» To be done: What is the number of lines in the data holding the word "Adicionar"? Give that number by itself.

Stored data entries
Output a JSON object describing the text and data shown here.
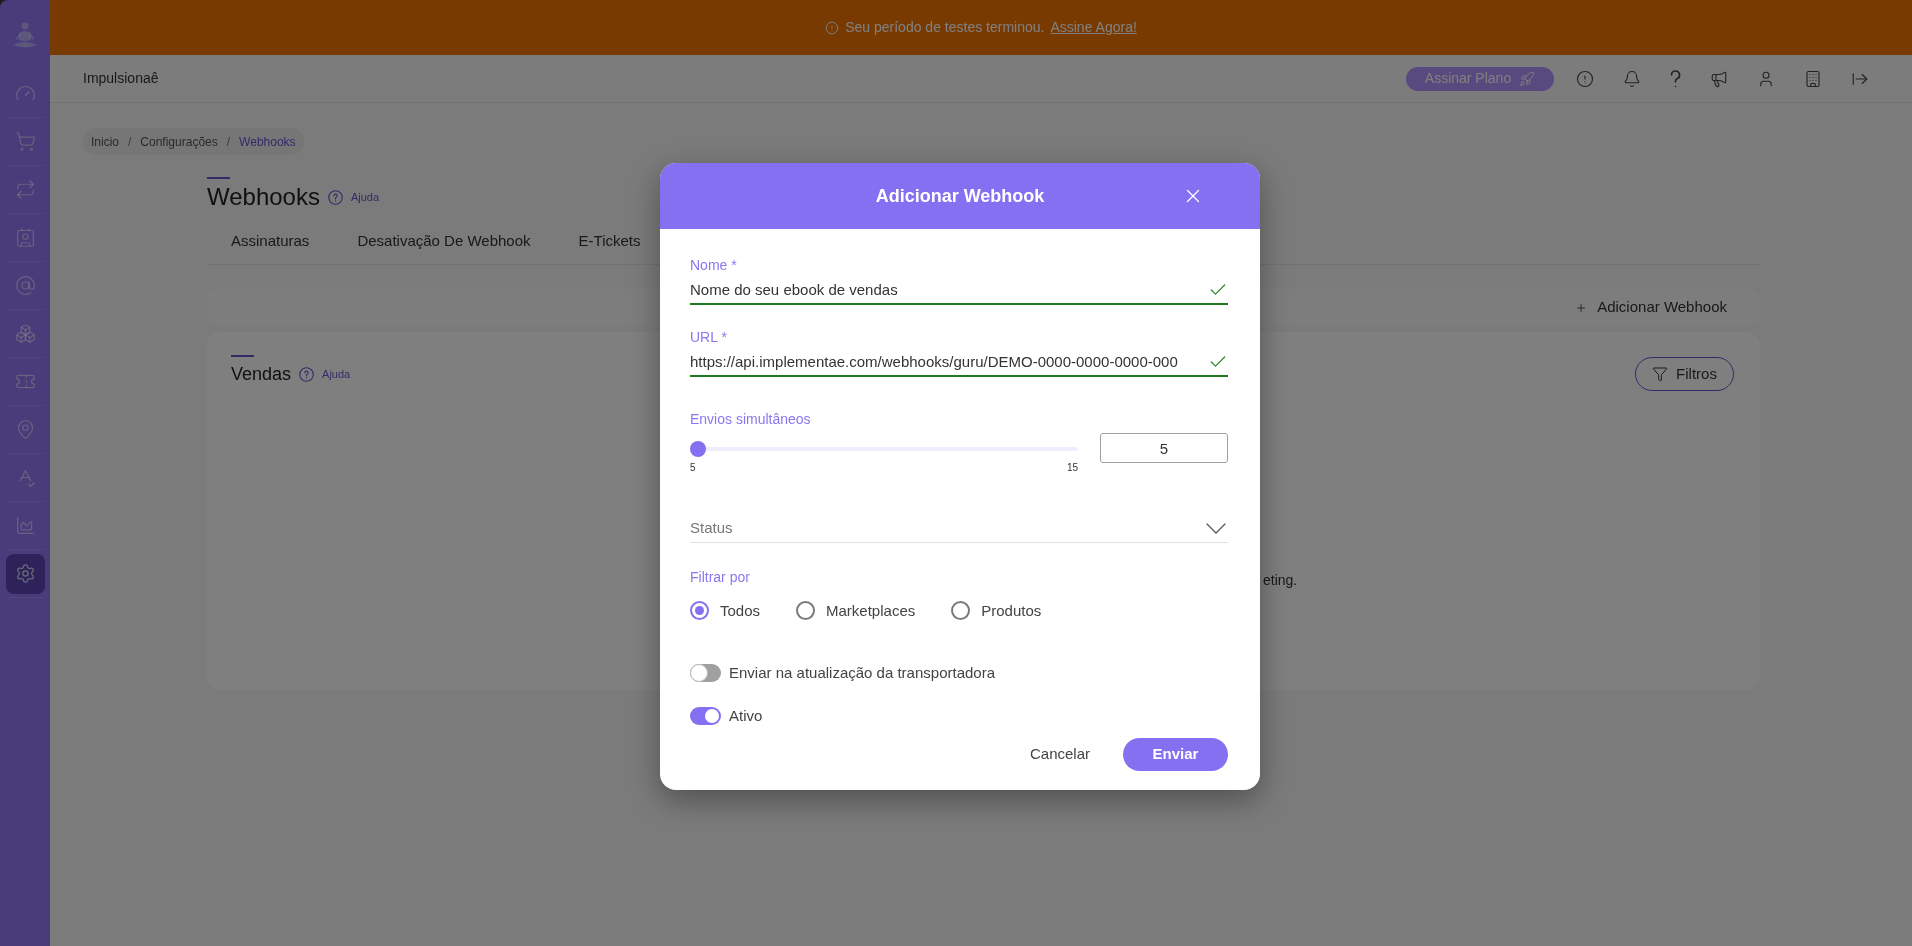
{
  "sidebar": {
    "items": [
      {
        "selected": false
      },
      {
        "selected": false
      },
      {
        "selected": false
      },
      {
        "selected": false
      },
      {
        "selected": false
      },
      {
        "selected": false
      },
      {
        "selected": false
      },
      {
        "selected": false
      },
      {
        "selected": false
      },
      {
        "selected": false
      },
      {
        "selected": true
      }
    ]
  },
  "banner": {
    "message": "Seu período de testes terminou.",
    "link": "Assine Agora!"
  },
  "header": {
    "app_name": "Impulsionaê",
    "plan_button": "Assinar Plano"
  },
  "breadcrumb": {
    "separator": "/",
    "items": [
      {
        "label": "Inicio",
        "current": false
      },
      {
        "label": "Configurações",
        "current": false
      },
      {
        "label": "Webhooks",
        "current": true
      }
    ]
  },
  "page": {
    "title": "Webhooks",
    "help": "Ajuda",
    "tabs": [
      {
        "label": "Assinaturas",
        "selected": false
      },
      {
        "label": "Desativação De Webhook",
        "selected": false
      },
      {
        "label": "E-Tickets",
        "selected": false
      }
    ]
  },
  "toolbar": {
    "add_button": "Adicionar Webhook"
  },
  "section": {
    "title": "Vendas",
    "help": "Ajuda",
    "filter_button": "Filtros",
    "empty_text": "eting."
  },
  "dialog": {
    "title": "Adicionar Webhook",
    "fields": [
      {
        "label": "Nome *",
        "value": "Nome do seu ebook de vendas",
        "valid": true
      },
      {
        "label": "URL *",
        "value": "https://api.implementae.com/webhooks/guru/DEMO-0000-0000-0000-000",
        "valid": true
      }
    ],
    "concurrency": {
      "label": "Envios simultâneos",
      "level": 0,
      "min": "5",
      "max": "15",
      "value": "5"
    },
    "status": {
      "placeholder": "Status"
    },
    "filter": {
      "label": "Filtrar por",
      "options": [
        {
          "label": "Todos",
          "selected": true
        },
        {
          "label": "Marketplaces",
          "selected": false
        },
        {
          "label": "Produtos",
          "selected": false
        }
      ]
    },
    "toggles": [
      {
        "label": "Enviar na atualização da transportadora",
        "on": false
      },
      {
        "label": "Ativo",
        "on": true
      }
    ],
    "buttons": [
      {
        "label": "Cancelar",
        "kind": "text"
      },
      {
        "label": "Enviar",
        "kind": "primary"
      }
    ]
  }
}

» Response to this exercise: 2